═════ RECORDED INFORMATION

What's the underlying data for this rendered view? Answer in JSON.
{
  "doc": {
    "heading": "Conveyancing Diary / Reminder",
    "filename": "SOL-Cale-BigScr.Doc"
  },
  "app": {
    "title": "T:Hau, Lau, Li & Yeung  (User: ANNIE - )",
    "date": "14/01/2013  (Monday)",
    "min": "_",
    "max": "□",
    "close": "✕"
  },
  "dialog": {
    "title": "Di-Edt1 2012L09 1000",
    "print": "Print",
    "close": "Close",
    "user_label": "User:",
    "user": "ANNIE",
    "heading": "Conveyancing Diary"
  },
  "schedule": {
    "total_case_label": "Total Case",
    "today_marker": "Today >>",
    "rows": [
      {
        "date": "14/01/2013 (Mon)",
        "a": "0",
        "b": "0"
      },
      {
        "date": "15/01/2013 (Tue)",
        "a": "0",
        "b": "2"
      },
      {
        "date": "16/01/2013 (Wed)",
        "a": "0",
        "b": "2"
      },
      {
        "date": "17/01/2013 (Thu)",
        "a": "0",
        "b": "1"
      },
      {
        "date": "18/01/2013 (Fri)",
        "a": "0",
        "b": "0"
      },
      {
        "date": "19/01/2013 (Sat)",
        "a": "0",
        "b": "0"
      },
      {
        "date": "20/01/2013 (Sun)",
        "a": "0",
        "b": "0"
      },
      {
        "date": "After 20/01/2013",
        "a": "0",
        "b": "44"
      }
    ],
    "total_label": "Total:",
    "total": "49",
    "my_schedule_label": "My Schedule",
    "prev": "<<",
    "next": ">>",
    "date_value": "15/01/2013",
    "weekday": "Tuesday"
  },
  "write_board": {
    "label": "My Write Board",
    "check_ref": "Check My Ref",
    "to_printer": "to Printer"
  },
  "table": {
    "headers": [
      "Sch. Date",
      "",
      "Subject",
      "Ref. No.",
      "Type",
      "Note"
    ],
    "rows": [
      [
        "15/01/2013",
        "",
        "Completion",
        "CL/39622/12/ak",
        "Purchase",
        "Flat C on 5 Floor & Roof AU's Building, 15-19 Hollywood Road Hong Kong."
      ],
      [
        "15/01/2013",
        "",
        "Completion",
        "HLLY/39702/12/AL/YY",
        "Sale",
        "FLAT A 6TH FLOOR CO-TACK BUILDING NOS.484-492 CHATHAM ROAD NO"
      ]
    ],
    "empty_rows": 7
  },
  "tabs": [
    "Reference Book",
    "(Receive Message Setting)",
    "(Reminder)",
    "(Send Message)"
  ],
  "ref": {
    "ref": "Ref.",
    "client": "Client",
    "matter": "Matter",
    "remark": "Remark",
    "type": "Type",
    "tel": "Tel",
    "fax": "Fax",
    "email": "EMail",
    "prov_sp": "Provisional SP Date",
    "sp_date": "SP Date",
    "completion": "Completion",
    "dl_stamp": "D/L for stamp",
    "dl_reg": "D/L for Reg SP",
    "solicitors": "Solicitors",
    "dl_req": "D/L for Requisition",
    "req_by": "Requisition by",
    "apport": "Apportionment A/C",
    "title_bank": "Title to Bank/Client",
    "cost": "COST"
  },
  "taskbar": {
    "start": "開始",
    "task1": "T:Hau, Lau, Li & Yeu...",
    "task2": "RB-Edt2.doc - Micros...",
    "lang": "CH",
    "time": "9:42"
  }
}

══════════

REQUIRED WORK: Reproduce the data in full, exactly as presented.

CORRECT ANSWER:
What's the underlying data for this rendered view? Answer in JSON.
{
  "doc": {
    "heading": "Conveyancing Diary / Reminder",
    "filename": "SOL-Cale-BigScr.Doc"
  },
  "app": {
    "title": "T:Hau, Lau, Li & Yeung  (User: ANNIE - )",
    "date": "14/01/2013  (Monday)",
    "min": "_",
    "max": "□",
    "close": "✕"
  },
  "dialog": {
    "title": "Di-Edt1 2012L09 1000",
    "print": "Print",
    "close": "Close",
    "user_label": "User:",
    "user": "ANNIE",
    "heading": "Conveyancing Diary"
  },
  "schedule": {
    "total_case_label": "Total Case",
    "today_marker": "Today >>",
    "rows": [
      {
        "date": "14/01/2013 (Mon)",
        "a": "0",
        "b": "0"
      },
      {
        "date": "15/01/2013 (Tue)",
        "a": "0",
        "b": "2"
      },
      {
        "date": "16/01/2013 (Wed)",
        "a": "0",
        "b": "2"
      },
      {
        "date": "17/01/2013 (Thu)",
        "a": "0",
        "b": "1"
      },
      {
        "date": "18/01/2013 (Fri)",
        "a": "0",
        "b": "0"
      },
      {
        "date": "19/01/2013 (Sat)",
        "a": "0",
        "b": "0"
      },
      {
        "date": "20/01/2013 (Sun)",
        "a": "0",
        "b": "0"
      },
      {
        "date": "After 20/01/2013",
        "a": "0",
        "b": "44"
      }
    ],
    "total_label": "Total:",
    "total": "49",
    "my_schedule_label": "My Schedule",
    "prev": "<<",
    "next": ">>",
    "date_value": "15/01/2013",
    "weekday": "Tuesday"
  },
  "write_board": {
    "label": "My Write Board",
    "check_ref": "Check My Ref",
    "to_printer": "to Printer"
  },
  "table": {
    "headers": [
      "Sch. Date",
      "",
      "Subject",
      "Ref. No.",
      "Type",
      "Note"
    ],
    "rows": [
      [
        "15/01/2013",
        "",
        "Completion",
        "CL/39622/12/ak",
        "Purchase",
        "Flat C on 5 Floor & Roof AU's Building, 15-19 Hollywood Road Hong Kong."
      ],
      [
        "15/01/2013",
        "",
        "Completion",
        "HLLY/39702/12/AL/YY",
        "Sale",
        "FLAT A 6TH FLOOR CO-TACK BUILDING NOS.484-492 CHATHAM ROAD NO"
      ]
    ],
    "empty_rows": 7
  },
  "tabs": [
    "Reference Book",
    "(Receive Message Setting)",
    "(Reminder)",
    "(Send Message)"
  ],
  "ref": {
    "ref": "Ref.",
    "client": "Client",
    "matter": "Matter",
    "remark": "Remark",
    "type": "Type",
    "tel": "Tel",
    "fax": "Fax",
    "email": "EMail",
    "prov_sp": "Provisional SP Date",
    "sp_date": "SP Date",
    "completion": "Completion",
    "dl_stamp": "D/L for stamp",
    "dl_reg": "D/L for Reg SP",
    "solicitors": "Solicitors",
    "dl_req": "D/L for Requisition",
    "req_by": "Requisition by",
    "apport": "Apportionment A/C",
    "title_bank": "Title to Bank/Client",
    "cost": "COST"
  },
  "taskbar": {
    "start": "開始",
    "task1": "T:Hau, Lau, Li & Yeu...",
    "task2": "RB-Edt2.doc - Micros...",
    "lang": "CH",
    "time": "9:42"
  }
}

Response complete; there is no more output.